+++ Recorded data
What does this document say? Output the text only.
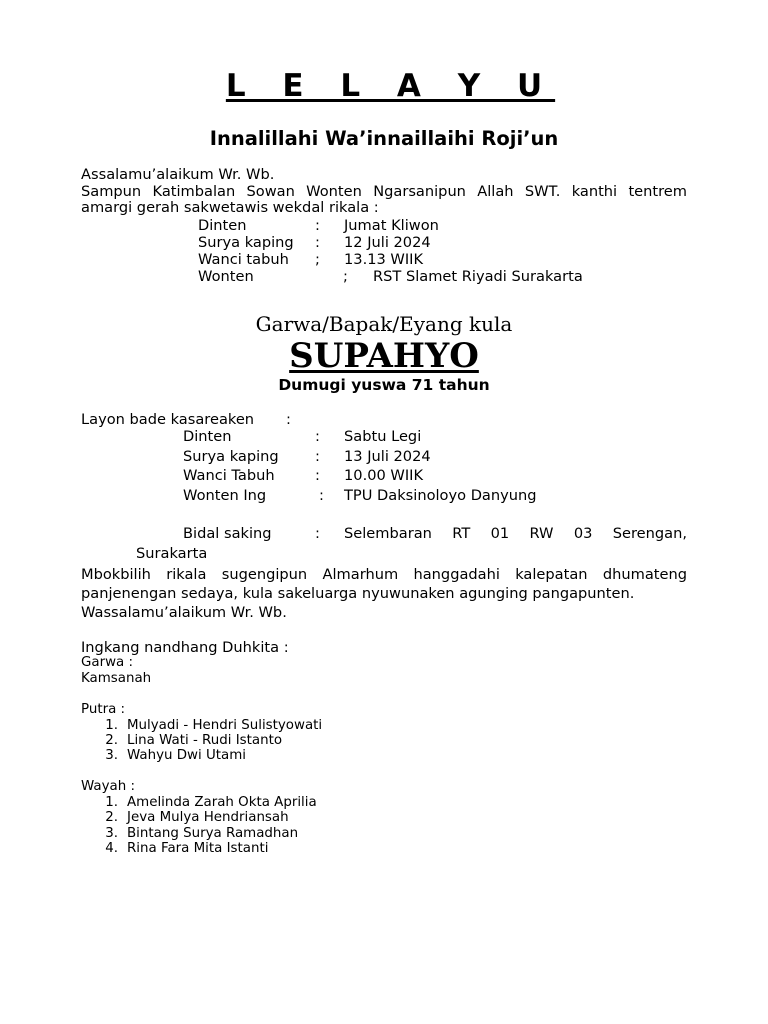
L E L A Y U
Innalillahi Wa’innaillaihi Roji’un
Assalamu’alaikum Wr. Wb.
Sampun Katimbalan Sowan Wonten Ngarsanipun Allah SWT. kanthi tentrem
amargi gerah sakwetawis wekdal rikala :
Dinten	: Jumat Kliwon
Surya kaping : 12 Juli 2024
Wanci tabuh ; 13.13 WIIK
Wonten	; RST Slamet Riyadi Surakarta
Garwa/Bapak/Eyang kula
SUPAHYO
Dumugi yuswa 71 tahun
Layon bade kasareaken :
Dinten	: Sabtu Legi
Surya kaping : 13 Juli 2024
Wanci Tabuh	: 10.00 WIIK
Wonten Ing	: TPU Daksinoloyo Danyung
Bidal saking	: Selembaran RT 01 RW 03 Serengan,
Surakarta
Mbokbilih rikala sugengipun Almarhum hanggadahi kalepatan dhumateng
panjenengan sedaya, kula sakeluarga nyuwunaken agunging pangapunten.
Wassalamu’alaikum Wr. Wb.
Ingkang nandhang Duhkita :
Garwa :
Kamsanah
Putra :
1. Mulyadi - Hendri Sulistyowati
2. Lina Wati - Rudi Istanto
3. Wahyu Dwi Utami
Wayah :
1. Amelinda Zarah Okta Aprilia
2. Jeva Mulya Hendriansah
3. Bintang Surya Ramadhan
4. Rina Fara Mita Istanti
++++++
Work instructions: Scan the entries above and work out how many lines include the word "Juli"; the reply is that number alone.

Result below: 2